Given problem: Copy every line of the records below where the word "степени" occurs.

Provided data:

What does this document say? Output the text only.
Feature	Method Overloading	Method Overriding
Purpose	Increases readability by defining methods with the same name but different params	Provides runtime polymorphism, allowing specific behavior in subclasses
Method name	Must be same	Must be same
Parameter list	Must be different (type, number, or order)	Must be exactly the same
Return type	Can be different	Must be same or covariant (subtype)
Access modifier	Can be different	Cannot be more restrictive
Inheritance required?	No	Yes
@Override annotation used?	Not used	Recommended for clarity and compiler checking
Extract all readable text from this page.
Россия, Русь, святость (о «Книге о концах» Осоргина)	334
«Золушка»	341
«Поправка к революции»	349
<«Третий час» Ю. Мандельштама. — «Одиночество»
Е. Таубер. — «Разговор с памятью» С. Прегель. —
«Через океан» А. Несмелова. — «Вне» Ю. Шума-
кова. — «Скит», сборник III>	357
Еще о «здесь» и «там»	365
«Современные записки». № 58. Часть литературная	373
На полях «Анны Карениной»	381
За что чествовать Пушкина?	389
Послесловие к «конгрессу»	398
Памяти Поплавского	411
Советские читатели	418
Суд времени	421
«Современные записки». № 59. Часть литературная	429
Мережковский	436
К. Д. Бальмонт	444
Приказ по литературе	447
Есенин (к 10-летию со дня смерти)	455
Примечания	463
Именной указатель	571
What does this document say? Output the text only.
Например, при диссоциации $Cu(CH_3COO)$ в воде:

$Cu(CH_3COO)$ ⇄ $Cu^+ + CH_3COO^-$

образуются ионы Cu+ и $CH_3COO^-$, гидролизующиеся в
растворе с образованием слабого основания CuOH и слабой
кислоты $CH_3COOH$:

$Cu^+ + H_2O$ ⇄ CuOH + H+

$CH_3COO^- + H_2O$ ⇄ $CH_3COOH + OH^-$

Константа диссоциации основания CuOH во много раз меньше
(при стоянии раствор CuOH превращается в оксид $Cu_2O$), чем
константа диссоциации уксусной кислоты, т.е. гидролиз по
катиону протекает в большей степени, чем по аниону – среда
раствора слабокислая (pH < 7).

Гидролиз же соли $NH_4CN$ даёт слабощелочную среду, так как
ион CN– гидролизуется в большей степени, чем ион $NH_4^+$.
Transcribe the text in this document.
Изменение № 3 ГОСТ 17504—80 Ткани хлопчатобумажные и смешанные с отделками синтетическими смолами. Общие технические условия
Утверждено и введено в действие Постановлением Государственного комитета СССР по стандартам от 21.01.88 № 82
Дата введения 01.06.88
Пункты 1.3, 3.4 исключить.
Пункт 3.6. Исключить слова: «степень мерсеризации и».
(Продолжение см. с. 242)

Output of the exercise:
катиону протекает в большей степени, чем по аниону – среда
ион CN– гидролизуется в большей степени, чем ион $NH_4^+$.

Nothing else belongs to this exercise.